### WHAT TO WORK ON
Return the lines below that carry the word "치석제거".
>> Start DATA EXTRACT
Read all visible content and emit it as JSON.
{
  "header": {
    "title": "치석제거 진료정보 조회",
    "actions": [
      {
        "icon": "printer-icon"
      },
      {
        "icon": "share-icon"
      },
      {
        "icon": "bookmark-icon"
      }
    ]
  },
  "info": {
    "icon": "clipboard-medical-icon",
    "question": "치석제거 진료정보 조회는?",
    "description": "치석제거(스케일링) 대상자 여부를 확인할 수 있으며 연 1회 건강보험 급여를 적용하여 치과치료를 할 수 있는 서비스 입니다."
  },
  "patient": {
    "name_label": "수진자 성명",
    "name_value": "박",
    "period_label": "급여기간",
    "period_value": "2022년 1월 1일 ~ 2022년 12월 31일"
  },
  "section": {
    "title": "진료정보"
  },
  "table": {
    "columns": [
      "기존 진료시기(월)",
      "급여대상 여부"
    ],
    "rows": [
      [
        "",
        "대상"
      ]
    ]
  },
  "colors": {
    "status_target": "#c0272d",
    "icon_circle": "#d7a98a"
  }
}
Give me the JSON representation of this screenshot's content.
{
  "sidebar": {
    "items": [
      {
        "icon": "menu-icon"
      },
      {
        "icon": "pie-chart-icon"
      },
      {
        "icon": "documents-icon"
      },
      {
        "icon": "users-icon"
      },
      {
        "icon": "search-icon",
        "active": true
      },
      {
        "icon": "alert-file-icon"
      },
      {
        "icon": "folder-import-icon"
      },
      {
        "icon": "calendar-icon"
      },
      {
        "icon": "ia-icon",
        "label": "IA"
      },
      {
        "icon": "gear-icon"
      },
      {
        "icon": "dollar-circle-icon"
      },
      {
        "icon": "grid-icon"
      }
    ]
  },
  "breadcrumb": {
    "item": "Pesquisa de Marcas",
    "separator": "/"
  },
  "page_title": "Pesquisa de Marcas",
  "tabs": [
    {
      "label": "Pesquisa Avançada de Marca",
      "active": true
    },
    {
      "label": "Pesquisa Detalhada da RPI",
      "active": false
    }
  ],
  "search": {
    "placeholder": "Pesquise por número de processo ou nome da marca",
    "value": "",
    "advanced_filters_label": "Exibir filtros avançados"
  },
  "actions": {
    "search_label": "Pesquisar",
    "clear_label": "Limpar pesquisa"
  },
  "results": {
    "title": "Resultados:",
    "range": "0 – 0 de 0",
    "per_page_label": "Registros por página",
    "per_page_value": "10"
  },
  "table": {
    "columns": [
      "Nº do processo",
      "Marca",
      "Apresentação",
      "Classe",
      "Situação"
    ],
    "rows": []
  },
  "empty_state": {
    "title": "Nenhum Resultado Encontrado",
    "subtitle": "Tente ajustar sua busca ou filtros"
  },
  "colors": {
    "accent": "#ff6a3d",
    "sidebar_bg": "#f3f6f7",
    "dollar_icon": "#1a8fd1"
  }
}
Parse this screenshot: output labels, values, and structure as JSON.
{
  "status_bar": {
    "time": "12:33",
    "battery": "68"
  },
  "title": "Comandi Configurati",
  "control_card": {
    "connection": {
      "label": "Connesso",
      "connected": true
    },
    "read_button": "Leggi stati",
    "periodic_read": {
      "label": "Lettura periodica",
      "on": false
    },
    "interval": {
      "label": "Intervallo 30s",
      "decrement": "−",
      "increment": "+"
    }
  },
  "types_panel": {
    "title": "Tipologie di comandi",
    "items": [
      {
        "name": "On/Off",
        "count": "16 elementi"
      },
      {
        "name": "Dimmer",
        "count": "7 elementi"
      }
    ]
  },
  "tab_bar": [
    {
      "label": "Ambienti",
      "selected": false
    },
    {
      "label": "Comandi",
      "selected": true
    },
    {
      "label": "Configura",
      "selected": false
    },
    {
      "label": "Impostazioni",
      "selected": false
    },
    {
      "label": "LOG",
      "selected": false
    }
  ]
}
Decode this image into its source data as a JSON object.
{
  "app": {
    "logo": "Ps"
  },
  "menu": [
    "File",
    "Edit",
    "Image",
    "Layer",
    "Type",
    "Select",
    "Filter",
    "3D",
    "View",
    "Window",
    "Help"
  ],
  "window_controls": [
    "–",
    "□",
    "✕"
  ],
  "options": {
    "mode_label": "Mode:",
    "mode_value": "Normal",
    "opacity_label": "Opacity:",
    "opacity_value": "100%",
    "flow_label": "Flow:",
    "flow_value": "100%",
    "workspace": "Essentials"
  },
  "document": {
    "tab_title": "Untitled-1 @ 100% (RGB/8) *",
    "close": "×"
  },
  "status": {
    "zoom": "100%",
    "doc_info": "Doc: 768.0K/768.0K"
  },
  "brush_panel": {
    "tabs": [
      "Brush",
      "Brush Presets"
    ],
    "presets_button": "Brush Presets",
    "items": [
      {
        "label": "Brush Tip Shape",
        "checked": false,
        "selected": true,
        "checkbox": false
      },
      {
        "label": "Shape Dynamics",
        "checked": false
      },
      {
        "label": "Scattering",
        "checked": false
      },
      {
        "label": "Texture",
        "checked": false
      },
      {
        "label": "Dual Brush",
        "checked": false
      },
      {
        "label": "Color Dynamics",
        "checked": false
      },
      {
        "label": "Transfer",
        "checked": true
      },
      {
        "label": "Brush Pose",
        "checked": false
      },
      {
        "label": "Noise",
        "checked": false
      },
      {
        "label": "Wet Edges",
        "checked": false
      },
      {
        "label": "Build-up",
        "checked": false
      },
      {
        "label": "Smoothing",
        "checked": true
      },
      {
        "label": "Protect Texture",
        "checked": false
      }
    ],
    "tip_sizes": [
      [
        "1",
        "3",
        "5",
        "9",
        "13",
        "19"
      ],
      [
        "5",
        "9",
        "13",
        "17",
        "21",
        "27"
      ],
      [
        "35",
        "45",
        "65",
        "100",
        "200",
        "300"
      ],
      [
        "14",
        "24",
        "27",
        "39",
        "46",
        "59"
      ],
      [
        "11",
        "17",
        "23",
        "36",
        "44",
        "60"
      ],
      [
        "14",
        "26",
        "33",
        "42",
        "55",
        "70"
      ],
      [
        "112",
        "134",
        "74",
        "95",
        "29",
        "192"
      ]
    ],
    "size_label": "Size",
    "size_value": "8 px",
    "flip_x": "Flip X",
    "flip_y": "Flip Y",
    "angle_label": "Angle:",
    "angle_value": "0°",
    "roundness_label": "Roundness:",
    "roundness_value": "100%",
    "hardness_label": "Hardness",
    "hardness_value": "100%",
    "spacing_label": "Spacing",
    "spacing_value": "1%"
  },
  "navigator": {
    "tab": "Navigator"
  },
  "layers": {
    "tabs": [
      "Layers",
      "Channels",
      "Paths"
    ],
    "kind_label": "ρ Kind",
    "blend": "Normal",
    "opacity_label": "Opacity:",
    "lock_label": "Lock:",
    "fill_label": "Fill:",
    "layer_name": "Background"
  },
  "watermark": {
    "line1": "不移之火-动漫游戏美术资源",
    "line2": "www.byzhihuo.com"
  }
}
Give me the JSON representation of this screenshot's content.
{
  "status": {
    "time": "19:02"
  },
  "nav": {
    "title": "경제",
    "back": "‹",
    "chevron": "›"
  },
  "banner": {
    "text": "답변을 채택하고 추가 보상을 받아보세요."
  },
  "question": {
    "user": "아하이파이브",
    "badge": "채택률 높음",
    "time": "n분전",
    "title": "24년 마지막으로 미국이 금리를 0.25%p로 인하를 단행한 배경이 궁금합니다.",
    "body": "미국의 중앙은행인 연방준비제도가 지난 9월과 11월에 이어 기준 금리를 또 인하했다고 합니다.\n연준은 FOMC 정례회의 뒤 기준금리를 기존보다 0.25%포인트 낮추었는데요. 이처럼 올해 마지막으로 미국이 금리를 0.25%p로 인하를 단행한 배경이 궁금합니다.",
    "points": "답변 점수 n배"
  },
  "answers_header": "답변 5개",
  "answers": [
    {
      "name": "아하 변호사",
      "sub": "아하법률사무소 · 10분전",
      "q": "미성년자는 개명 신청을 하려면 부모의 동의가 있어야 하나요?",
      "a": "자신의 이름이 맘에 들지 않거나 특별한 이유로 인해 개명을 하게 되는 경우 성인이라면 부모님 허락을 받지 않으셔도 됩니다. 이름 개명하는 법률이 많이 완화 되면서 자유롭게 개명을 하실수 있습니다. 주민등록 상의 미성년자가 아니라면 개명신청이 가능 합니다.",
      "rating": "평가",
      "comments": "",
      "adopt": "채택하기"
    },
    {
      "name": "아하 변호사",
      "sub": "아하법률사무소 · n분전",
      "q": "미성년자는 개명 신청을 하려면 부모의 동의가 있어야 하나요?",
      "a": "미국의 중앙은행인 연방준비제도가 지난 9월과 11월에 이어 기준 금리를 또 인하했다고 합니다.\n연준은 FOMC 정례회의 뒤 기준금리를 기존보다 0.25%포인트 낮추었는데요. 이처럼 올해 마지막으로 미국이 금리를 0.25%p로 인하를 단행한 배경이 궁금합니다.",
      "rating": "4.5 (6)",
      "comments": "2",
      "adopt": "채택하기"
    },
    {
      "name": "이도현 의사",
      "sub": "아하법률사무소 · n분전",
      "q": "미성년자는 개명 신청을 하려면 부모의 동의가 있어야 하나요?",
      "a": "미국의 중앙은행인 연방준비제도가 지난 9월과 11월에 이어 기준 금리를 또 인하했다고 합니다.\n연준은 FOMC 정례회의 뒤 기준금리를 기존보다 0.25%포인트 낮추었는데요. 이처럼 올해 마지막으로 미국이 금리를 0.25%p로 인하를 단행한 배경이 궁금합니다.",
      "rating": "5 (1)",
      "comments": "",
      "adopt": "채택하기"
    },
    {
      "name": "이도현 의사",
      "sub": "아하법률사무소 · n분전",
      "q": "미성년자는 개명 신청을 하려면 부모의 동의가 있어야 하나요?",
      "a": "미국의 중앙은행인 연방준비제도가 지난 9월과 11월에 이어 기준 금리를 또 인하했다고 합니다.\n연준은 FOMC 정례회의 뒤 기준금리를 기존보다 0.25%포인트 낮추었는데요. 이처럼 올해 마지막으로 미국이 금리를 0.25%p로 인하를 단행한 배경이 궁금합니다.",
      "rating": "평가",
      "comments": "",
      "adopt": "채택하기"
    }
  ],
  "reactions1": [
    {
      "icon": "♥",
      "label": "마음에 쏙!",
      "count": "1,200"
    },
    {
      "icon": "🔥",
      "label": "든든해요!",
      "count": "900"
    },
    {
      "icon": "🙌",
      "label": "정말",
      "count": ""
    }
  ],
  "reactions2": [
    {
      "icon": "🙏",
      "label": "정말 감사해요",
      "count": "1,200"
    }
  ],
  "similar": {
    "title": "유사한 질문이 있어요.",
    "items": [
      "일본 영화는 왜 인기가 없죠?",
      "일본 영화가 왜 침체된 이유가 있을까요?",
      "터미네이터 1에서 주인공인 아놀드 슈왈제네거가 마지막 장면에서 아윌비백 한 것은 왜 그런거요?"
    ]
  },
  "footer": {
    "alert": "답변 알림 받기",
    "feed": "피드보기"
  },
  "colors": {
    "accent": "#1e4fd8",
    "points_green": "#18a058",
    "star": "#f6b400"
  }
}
>> End DATA EXTRACT
### EXERCISE SOLUTION
    "title": "치석제거 진료정보 조회",
    "question": "치석제거 진료정보 조회는?",
    "description": "치석제거(스케일링) 대상자 여부를 확인할 수 있으며 연 1회 건강보험 급여를 적용하여 치과치료를 할 수 있는 서비스 입니다."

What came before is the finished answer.